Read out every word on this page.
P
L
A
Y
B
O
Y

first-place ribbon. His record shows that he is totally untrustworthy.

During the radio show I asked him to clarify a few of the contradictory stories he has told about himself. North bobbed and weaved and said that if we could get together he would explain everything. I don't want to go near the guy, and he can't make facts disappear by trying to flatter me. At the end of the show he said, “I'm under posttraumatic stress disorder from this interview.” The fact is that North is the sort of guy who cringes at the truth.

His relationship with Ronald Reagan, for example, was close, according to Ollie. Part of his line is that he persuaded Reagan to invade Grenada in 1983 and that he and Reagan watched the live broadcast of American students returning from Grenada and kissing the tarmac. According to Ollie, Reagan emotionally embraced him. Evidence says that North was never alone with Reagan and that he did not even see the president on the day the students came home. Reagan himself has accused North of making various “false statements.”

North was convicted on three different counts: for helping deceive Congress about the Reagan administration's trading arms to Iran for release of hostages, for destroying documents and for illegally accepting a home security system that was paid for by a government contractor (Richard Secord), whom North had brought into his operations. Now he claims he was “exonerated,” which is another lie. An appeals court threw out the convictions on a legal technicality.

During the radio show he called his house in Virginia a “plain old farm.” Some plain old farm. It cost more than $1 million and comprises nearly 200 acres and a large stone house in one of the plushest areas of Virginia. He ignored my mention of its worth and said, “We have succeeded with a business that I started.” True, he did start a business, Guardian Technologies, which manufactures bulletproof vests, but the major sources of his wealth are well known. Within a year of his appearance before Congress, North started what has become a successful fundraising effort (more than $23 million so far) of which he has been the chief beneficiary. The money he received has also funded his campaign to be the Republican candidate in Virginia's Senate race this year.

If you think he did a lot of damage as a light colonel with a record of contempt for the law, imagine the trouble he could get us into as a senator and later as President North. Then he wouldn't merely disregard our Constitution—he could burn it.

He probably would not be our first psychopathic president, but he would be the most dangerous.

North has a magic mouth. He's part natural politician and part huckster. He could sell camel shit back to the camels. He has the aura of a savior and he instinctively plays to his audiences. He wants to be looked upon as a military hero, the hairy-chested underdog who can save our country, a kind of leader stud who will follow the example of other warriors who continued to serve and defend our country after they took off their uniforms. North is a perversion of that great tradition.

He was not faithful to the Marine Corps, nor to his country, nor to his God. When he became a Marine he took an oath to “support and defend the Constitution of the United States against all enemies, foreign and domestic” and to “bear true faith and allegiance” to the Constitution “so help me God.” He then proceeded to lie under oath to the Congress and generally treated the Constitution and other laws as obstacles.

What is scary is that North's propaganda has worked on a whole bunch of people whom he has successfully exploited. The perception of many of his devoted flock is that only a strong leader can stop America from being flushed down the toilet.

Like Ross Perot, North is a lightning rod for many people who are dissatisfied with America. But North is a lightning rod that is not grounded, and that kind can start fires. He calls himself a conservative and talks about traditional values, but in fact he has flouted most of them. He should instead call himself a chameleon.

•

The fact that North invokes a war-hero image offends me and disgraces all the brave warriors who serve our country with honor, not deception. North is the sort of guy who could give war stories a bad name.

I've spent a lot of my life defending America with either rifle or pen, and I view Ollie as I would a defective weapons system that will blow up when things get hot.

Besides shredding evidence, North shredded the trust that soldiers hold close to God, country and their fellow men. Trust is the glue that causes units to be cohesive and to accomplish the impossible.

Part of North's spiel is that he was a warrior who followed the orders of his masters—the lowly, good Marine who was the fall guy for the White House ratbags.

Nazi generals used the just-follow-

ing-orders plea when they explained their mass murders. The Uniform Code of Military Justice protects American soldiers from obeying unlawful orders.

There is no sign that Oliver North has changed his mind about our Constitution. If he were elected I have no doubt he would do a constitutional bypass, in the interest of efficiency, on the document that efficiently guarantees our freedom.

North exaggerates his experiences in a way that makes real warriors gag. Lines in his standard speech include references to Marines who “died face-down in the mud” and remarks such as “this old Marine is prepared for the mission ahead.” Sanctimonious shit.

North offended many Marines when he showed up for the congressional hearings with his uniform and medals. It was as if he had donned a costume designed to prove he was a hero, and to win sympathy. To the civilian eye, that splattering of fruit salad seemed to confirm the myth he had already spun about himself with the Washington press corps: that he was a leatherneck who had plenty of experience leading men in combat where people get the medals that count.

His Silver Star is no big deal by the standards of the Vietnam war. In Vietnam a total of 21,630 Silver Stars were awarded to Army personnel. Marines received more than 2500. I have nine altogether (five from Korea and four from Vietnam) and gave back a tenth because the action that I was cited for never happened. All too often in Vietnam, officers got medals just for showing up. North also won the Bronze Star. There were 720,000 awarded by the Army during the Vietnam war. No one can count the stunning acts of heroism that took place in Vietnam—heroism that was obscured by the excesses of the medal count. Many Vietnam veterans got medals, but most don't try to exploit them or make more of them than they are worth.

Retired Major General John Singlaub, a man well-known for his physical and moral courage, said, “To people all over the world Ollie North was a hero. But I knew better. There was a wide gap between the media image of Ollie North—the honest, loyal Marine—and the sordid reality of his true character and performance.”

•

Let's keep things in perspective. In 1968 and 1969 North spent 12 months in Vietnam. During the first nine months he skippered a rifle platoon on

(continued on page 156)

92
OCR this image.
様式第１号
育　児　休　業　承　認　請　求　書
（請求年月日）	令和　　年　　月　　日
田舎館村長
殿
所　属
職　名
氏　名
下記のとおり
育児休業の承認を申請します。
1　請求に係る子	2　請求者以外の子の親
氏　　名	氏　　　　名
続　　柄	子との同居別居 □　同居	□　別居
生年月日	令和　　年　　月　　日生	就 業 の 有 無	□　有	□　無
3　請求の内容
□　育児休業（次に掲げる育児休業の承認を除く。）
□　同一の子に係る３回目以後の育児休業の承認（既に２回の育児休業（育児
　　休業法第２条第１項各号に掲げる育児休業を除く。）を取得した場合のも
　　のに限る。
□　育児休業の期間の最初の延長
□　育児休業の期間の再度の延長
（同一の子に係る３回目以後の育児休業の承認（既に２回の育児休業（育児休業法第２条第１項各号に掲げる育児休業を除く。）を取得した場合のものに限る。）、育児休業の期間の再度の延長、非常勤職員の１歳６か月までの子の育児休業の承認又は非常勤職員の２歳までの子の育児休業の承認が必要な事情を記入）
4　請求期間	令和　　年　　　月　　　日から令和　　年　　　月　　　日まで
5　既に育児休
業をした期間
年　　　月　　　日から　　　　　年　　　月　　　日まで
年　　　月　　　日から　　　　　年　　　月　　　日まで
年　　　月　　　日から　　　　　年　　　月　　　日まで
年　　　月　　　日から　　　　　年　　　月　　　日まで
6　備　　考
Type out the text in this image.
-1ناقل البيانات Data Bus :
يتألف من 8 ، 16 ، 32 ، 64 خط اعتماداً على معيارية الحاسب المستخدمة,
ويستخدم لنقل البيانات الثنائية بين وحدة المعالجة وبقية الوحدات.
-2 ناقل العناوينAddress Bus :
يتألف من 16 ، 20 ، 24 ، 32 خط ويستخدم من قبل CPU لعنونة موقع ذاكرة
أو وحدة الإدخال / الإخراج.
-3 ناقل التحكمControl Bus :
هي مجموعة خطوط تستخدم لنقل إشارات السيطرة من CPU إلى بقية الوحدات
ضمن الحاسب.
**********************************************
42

* * * *

▶ [GIVEN TASK]: Your task is to reproduce the whole listing exactly.

▶ [RESPONSE TO THIS TASK]:
Read out every word on this page.
P
L
A
Y
B
O
Y

first-place ribbon. His record shows that he is totally untrustworthy.

During the radio show I asked him to clarify a few of the contradictory stories he has told about himself. North bobbed and weaved and said that if we could get together he would explain everything. I don't want to go near the guy, and he can't make facts disappear by trying to flatter me. At the end of the show he said, “I'm under posttraumatic stress disorder from this interview.” The fact is that North is the sort of guy who cringes at the truth.

His relationship with Ronald Reagan, for example, was close, according to Ollie. Part of his line is that he persuaded Reagan to invade Grenada in 1983 and that he and Reagan watched the live broadcast of American students returning from Grenada and kissing the tarmac. According to Ollie, Reagan emotionally embraced him. Evidence says that North was never alone with Reagan and that he did not even see the president on the day the students came home. Reagan himself has accused North of making various “false statements.”

North was convicted on three different counts: for helping deceive Congress about the Reagan administration's trading arms to Iran for release of hostages, for destroying documents and for illegally accepting a home security system that was paid for by a government contractor (Richard Secord), whom North had brought into his operations. Now he claims he was “exonerated,” which is another lie. An appeals court threw out the convictions on a legal technicality.

During the radio show he called his house in Virginia a “plain old farm.” Some plain old farm. It cost more than $1 million and comprises nearly 200 acres and a large stone house in one of the plushest areas of Virginia. He ignored my mention of its worth and said, “We have succeeded with a business that I started.” True, he did start a business, Guardian Technologies, which manufactures bulletproof vests, but the major sources of his wealth are well known. Within a year of his appearance before Congress, North started what has become a successful fundraising effort (more than $23 million so far) of which he has been the chief beneficiary. The money he received has also funded his campaign to be the Republican candidate in Virginia's Senate race this year.

If you think he did a lot of damage as a light colonel with a record of contempt for the law, imagine the trouble he could get us into as a senator and later as President North. Then he wouldn't merely disregard our Constitution—he could burn it.

He probably would not be our first psychopathic president, but he would be the most dangerous.

North has a magic mouth. He's part natural politician and part huckster. He could sell camel shit back to the camels. He has the aura of a savior and he instinctively plays to his audiences. He wants to be looked upon as a military hero, the hairy-chested underdog who can save our country, a kind of leader stud who will follow the example of other warriors who continued to serve and defend our country after they took off their uniforms. North is a perversion of that great tradition.

He was not faithful to the Marine Corps, nor to his country, nor to his God. When he became a Marine he took an oath to “support and defend the Constitution of the United States against all enemies, foreign and domestic” and to “bear true faith and allegiance” to the Constitution “so help me God.” He then proceeded to lie under oath to the Congress and generally treated the Constitution and other laws as obstacles.

What is scary is that North's propaganda has worked on a whole bunch of people whom he has successfully exploited. The perception of many of his devoted flock is that only a strong leader can stop America from being flushed down the toilet.

Like Ross Perot, North is a lightning rod for many people who are dissatisfied with America. But North is a lightning rod that is not grounded, and that kind can start fires. He calls himself a conservative and talks about traditional values, but in fact he has flouted most of them. He should instead call himself a chameleon.

•

The fact that North invokes a war-hero image offends me and disgraces all the brave warriors who serve our country with honor, not deception. North is the sort of guy who could give war stories a bad name.

I've spent a lot of my life defending America with either rifle or pen, and I view Ollie as I would a defective weapons system that will blow up when things get hot.

Besides shredding evidence, North shredded the trust that soldiers hold close to God, country and their fellow men. Trust is the glue that causes units to be cohesive and to accomplish the impossible.

Part of North's spiel is that he was a warrior who followed the orders of his masters—the lowly, good Marine who was the fall guy for the White House ratbags.

Nazi generals used the just-follow-

ing-orders plea when they explained their mass murders. The Uniform Code of Military Justice protects American soldiers from obeying unlawful orders.

There is no sign that Oliver North has changed his mind about our Constitution. If he were elected I have no doubt he would do a constitutional bypass, in the interest of efficiency, on the document that efficiently guarantees our freedom.

North exaggerates his experiences in a way that makes real warriors gag. Lines in his standard speech include references to Marines who “died face-down in the mud” and remarks such as “this old Marine is prepared for the mission ahead.” Sanctimonious shit.

North offended many Marines when he showed up for the congressional hearings with his uniform and medals. It was as if he had donned a costume designed to prove he was a hero, and to win sympathy. To the civilian eye, that splattering of fruit salad seemed to confirm the myth he had already spun about himself with the Washington press corps: that he was a leatherneck who had plenty of experience leading men in combat where people get the medals that count.

His Silver Star is no big deal by the standards of the Vietnam war. In Vietnam a total of 21,630 Silver Stars were awarded to Army personnel. Marines received more than 2500. I have nine altogether (five from Korea and four from Vietnam) and gave back a tenth because the action that I was cited for never happened. All too often in Vietnam, officers got medals just for showing up. North also won the Bronze Star. There were 720,000 awarded by the Army during the Vietnam war. No one can count the stunning acts of heroism that took place in Vietnam—heroism that was obscured by the excesses of the medal count. Many Vietnam veterans got medals, but most don't try to exploit them or make more of them than they are worth.

Retired Major General John Singlaub, a man well-known for his physical and moral courage, said, “To people all over the world Ollie North was a hero. But I knew better. There was a wide gap between the media image of Ollie North—the honest, loyal Marine—and the sordid reality of his true character and performance.”

•

Let's keep things in perspective. In 1968 and 1969 North spent 12 months in Vietnam. During the first nine months he skippered a rifle platoon on

(continued on page 156)

92
OCR this image.
様式第１号
育　児　休　業　承　認　請　求　書
（請求年月日）	令和　　年　　月　　日
田舎館村長
殿
所　属
職　名
氏　名
下記のとおり
育児休業の承認を申請します。
1　請求に係る子	2　請求者以外の子の親
氏　　名	氏　　　　名
続　　柄	子との同居別居 □　同居	□　別居
生年月日	令和　　年　　月　　日生	就 業 の 有 無	□　有	□　無
3　請求の内容
□　育児休業（次に掲げる育児休業の承認を除く。）
□　同一の子に係る３回目以後の育児休業の承認（既に２回の育児休業（育児
　　休業法第２条第１項各号に掲げる育児休業を除く。）を取得した場合のも
　　のに限る。
□　育児休業の期間の最初の延長
□　育児休業の期間の再度の延長
（同一の子に係る３回目以後の育児休業の承認（既に２回の育児休業（育児休業法第２条第１項各号に掲げる育児休業を除く。）を取得した場合のものに限る。）、育児休業の期間の再度の延長、非常勤職員の１歳６か月までの子の育児休業の承認又は非常勤職員の２歳までの子の育児休業の承認が必要な事情を記入）
4　請求期間	令和　　年　　　月　　　日から令和　　年　　　月　　　日まで
5　既に育児休
業をした期間
年　　　月　　　日から　　　　　年　　　月　　　日まで
年　　　月　　　日から　　　　　年　　　月　　　日まで
年　　　月　　　日から　　　　　年　　　月　　　日まで
年　　　月　　　日から　　　　　年　　　月　　　日まで
6　備　　考
Type out the text in this image.
-1ناقل البيانات Data Bus :
يتألف من 8 ، 16 ، 32 ، 64 خط اعتماداً على معيارية الحاسب المستخدمة,
ويستخدم لنقل البيانات الثنائية بين وحدة المعالجة وبقية الوحدات.
-2 ناقل العناوينAddress Bus :
يتألف من 16 ، 20 ، 24 ، 32 خط ويستخدم من قبل CPU لعنونة موقع ذاكرة
أو وحدة الإدخال / الإخراج.
-3 ناقل التحكمControl Bus :
هي مجموعة خطوط تستخدم لنقل إشارات السيطرة من CPU إلى بقية الوحدات
ضمن الحاسب.
**********************************************
42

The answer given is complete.